*Problem statement:*
Locate each line in the items that contains the string "Hill" and copy those lines out.
++++ Given information ++++
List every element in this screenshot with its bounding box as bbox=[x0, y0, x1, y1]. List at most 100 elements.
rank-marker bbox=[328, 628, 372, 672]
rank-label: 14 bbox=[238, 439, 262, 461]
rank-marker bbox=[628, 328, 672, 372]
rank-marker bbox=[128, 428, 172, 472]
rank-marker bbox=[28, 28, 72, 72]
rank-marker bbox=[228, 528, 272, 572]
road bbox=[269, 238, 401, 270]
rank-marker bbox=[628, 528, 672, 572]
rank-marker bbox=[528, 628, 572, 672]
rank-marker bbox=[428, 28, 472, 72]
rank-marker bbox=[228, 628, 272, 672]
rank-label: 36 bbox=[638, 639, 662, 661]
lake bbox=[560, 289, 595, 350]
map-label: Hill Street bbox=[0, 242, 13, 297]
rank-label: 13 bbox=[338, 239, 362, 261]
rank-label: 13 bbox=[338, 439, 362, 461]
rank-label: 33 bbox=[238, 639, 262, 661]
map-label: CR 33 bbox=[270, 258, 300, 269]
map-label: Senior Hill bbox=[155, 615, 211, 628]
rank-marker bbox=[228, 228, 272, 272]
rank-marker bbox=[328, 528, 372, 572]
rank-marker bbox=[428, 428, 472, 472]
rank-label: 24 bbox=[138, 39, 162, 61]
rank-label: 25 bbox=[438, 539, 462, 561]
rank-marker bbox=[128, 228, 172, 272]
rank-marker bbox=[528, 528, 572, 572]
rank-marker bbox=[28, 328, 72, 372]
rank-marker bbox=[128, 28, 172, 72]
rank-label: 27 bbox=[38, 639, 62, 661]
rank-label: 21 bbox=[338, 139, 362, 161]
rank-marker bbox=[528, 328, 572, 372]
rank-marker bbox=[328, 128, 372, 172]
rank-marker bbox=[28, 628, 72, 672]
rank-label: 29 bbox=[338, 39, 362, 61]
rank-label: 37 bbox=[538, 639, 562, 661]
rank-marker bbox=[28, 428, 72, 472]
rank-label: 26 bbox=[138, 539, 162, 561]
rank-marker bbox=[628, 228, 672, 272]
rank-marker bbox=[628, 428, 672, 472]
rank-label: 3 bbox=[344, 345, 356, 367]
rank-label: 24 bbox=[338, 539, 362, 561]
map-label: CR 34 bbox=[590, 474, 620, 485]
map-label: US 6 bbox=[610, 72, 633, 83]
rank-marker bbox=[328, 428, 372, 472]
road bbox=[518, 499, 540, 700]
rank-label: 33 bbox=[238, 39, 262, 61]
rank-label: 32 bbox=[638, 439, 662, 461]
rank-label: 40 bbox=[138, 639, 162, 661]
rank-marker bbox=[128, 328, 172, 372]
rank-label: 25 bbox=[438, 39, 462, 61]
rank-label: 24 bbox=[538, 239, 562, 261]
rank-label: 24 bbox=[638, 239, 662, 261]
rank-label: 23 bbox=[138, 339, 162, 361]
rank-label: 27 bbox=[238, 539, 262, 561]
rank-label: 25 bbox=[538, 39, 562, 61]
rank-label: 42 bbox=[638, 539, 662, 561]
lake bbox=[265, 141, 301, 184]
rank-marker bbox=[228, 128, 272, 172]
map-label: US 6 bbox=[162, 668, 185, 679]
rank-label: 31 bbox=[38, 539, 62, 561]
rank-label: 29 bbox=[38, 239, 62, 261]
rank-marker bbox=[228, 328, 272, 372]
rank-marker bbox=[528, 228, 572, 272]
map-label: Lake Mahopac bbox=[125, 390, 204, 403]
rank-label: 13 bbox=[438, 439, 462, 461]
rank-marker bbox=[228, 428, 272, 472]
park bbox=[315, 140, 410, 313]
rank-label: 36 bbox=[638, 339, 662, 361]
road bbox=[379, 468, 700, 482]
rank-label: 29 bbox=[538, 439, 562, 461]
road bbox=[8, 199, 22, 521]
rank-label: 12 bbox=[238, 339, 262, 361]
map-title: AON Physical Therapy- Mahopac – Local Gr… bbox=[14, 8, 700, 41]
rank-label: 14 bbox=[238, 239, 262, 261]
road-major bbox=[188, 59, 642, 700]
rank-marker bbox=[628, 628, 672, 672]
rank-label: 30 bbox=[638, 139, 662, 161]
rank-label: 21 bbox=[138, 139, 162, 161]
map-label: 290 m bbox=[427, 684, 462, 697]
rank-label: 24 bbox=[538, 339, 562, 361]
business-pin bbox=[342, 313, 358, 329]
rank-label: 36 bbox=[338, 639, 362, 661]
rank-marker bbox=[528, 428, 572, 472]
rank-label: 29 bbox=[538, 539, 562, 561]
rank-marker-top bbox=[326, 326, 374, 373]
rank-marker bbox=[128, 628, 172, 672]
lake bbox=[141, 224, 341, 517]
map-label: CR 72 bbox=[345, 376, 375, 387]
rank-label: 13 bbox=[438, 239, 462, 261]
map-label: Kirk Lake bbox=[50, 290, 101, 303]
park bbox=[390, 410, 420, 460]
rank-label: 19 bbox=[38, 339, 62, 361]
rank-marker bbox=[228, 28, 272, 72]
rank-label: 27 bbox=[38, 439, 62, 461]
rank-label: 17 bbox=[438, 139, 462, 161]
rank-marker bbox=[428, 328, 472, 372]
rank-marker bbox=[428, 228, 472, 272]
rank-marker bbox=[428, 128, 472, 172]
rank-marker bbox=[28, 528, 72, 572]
++++
*Correct result:*
map-label: Hill Street bbox=[0, 242, 13, 297]
map-label: Senior Hill bbox=[155, 615, 211, 628]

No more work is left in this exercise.